Dataset records
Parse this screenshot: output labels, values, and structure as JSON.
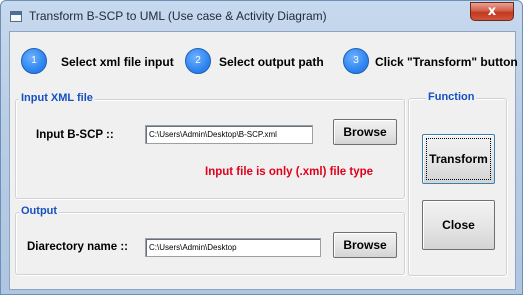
{
  "window": {
    "title": "Transform B-SCP to UML (Use case & Activity Diagram)",
    "close_glyph": "x"
  },
  "steps": [
    {
      "number": "1",
      "label": "Select xml file input"
    },
    {
      "number": "2",
      "label": "Select output path"
    },
    {
      "number": "3",
      "label": "Click \"Transform\" button"
    }
  ],
  "input_group": {
    "title": "Input XML file",
    "field_label": "Input B-SCP ::",
    "path_value": "C:\\Users\\Admin\\Desktop\\B-SCP.xml",
    "browse_label": "Browse",
    "warning": "Input file is only (.xml) file type"
  },
  "output_group": {
    "title": "Output",
    "field_label": "Diarectory name ::",
    "path_value": "C:\\Users\\Admin\\Desktop",
    "browse_label": "Browse"
  },
  "function_group": {
    "title": "Function",
    "transform_label": "Transform",
    "close_label": "Close"
  },
  "colors": {
    "step_circle": "#2f86f0",
    "group_title": "#1550c0",
    "warning": "#e0001b"
  }
}
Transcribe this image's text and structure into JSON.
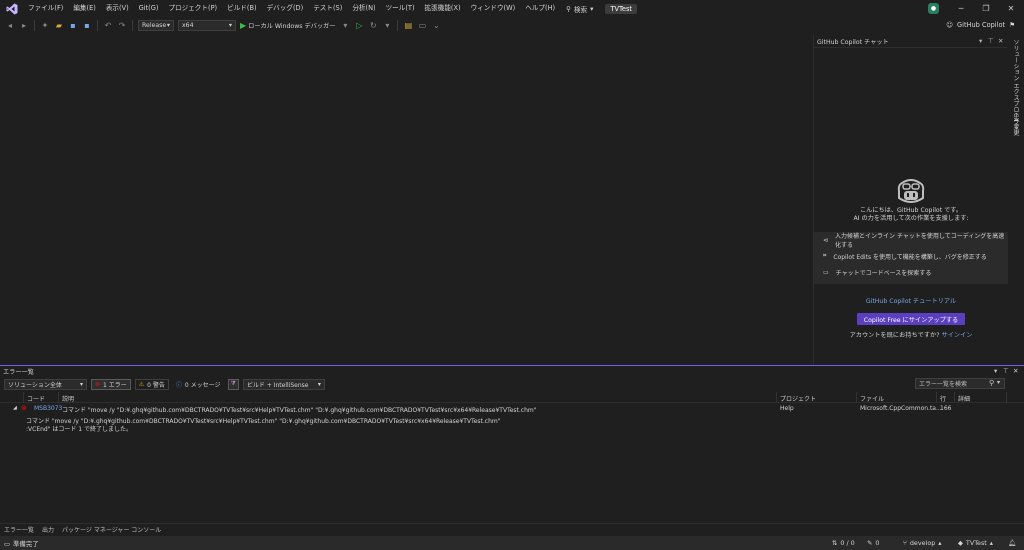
{
  "menubar": {
    "items": [
      "ファイル(F)",
      "編集(E)",
      "表示(V)",
      "Git(G)",
      "プロジェクト(P)",
      "ビルド(B)",
      "デバッグ(D)",
      "テスト(S)",
      "分析(N)",
      "ツール(T)",
      "拡張機能(X)",
      "ウィンドウ(W)",
      "ヘルプ(H)"
    ],
    "search_label": "検索",
    "solution_name": "TVTest"
  },
  "toolbar": {
    "configuration": "Release",
    "platform": "x64",
    "run_label": "ローカル Windows デバッガー",
    "copilot_label": "GitHub Copilot"
  },
  "copilot": {
    "title": "GitHub Copilot チャット",
    "hello_line1": "こんにちは、GitHub Copilot です。",
    "hello_line2": "AI の力を活用して次の作業を支援します:",
    "suggestions": [
      "入力候補とインライン チャットを使用してコーディングを高速化する",
      "Copilot Edits を使用して機能を構築し、バグを修正する",
      "チャットでコードベースを探索する"
    ],
    "tutorial_link": "GitHub Copilot チュートリアル",
    "signup_button": "Copilot Free にサインアップする",
    "have_account": "アカウントを既にお持ちですか?",
    "signin_link": "サインイン"
  },
  "right_strip": {
    "tab1": "ソリューション エクスプローラー",
    "tab2": "Git 変更"
  },
  "errorlist": {
    "title": "エラー一覧",
    "scope": "ソリューション全体",
    "errors": "1 エラー",
    "warnings": "0 警告",
    "messages": "0 メッセージ",
    "build_filter": "ビルド + IntelliSense",
    "search_placeholder": "エラー一覧を検索",
    "columns": {
      "code": "コード",
      "description": "説明",
      "project": "プロジェクト",
      "file": "ファイル",
      "line": "行",
      "detail": "詳細"
    },
    "rows": [
      {
        "code": "MSB3073",
        "description_line1": "コマンド \"move /y \"D:¥.ghq¥github.com¥DBCTRADO¥TVTest¥src¥Help¥TVTest.chm\" \"D:¥.ghq¥github.com¥DBCTRADO¥TVTest¥src¥x64¥Release¥TVTest.chm\"",
        "description_line2": "コマンド \"move /y \"D:¥.ghq¥github.com¥DBCTRADO¥TVTest¥src¥Help¥TVTest.chm\" \"D:¥.ghq¥github.com¥DBCTRADO¥TVTest¥src¥x64¥Release¥TVTest.chm\"",
        "description_line3": ":VCEnd\" はコード 1 で終了しました。",
        "project": "Help",
        "file": "Microsoft.CppCommon.ta...",
        "line": "166"
      }
    ]
  },
  "bottom_tabs": [
    "エラー一覧",
    "出力",
    "パッケージ マネージャー コンソール"
  ],
  "status": {
    "ready": "準備完了",
    "updown": "0 / 0",
    "pencil_count": "0",
    "branch": "develop",
    "repo": "TVTest"
  },
  "colors": {
    "accent": "#7160e8",
    "signup": "#5a3fc0",
    "error_red": "#e51400",
    "play_green": "#3fb950"
  }
}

# Required work
Excluding the pictures, reproduce every entry exactly as given.

# Expected answer
Parse this screenshot: output labels, values, and structure as JSON.
{
  "window": {
    "title": "Transform B-SCP to UML (Use case & Activity Diagram)",
    "close_glyph": "x"
  },
  "steps": [
    {
      "number": "1",
      "label": "Select xml file input"
    },
    {
      "number": "2",
      "label": "Select output path"
    },
    {
      "number": "3",
      "label": "Click \"Transform\" button"
    }
  ],
  "input_group": {
    "title": "Input XML file",
    "field_label": "Input B-SCP ::",
    "path_value": "C:\\Users\\Admin\\Desktop\\B-SCP.xml",
    "browse_label": "Browse",
    "warning": "Input file is only (.xml) file type"
  },
  "output_group": {
    "title": "Output",
    "field_label": "Diarectory name ::",
    "path_value": "C:\\Users\\Admin\\Desktop",
    "browse_label": "Browse"
  },
  "function_group": {
    "title": "Function",
    "transform_label": "Transform",
    "close_label": "Close"
  },
  "colors": {
    "step_circle": "#2f86f0",
    "group_title": "#1550c0",
    "warning": "#e0001b"
  }
}
Transcribe this image's text and structure into JSON.
{
  "menubar": {
    "items": [
      "ファイル(F)",
      "編集(E)",
      "表示(V)",
      "Git(G)",
      "プロジェクト(P)",
      "ビルド(B)",
      "デバッグ(D)",
      "テスト(S)",
      "分析(N)",
      "ツール(T)",
      "拡張機能(X)",
      "ウィンドウ(W)",
      "ヘルプ(H)"
    ],
    "search_label": "検索",
    "solution_name": "TVTest"
  },
  "toolbar": {
    "configuration": "Release",
    "platform": "x64",
    "run_label": "ローカル Windows デバッガー",
    "copilot_label": "GitHub Copilot"
  },
  "copilot": {
    "title": "GitHub Copilot チャット",
    "hello_line1": "こんにちは、GitHub Copilot です。",
    "hello_line2": "AI の力を活用して次の作業を支援します:",
    "suggestions": [
      "入力候補とインライン チャットを使用してコーディングを高速化する",
      "Copilot Edits を使用して機能を構築し、バグを修正する",
      "チャットでコードベースを探索する"
    ],
    "tutorial_link": "GitHub Copilot チュートリアル",
    "signup_button": "Copilot Free にサインアップする",
    "have_account": "アカウントを既にお持ちですか?",
    "signin_link": "サインイン"
  },
  "right_strip": {
    "tab1": "ソリューション エクスプローラー",
    "tab2": "Git 変更"
  },
  "errorlist": {
    "title": "エラー一覧",
    "scope": "ソリューション全体",
    "errors": "1 エラー",
    "warnings": "0 警告",
    "messages": "0 メッセージ",
    "build_filter": "ビルド + IntelliSense",
    "search_placeholder": "エラー一覧を検索",
    "columns": {
      "code": "コード",
      "description": "説明",
      "project": "プロジェクト",
      "file": "ファイル",
      "line": "行",
      "detail": "詳細"
    },
    "rows": [
      {
        "code": "MSB3073",
        "description_line1": "コマンド \"move /y \"D:¥.ghq¥github.com¥DBCTRADO¥TVTest¥src¥Help¥TVTest.chm\" \"D:¥.ghq¥github.com¥DBCTRADO¥TVTest¥src¥x64¥Release¥TVTest.chm\"",
        "description_line2": "コマンド \"move /y \"D:¥.ghq¥github.com¥DBCTRADO¥TVTest¥src¥Help¥TVTest.chm\" \"D:¥.ghq¥github.com¥DBCTRADO¥TVTest¥src¥x64¥Release¥TVTest.chm\"",
        "description_line3": ":VCEnd\" はコード 1 で終了しました。",
        "project": "Help",
        "file": "Microsoft.CppCommon.ta...",
        "line": "166"
      }
    ]
  },
  "bottom_tabs": [
    "エラー一覧",
    "出力",
    "パッケージ マネージャー コンソール"
  ],
  "status": {
    "ready": "準備完了",
    "updown": "0 / 0",
    "pencil_count": "0",
    "branch": "develop",
    "repo": "TVTest"
  },
  "colors": {
    "accent": "#7160e8",
    "signup": "#5a3fc0",
    "error_red": "#e51400",
    "play_green": "#3fb950"
  }
}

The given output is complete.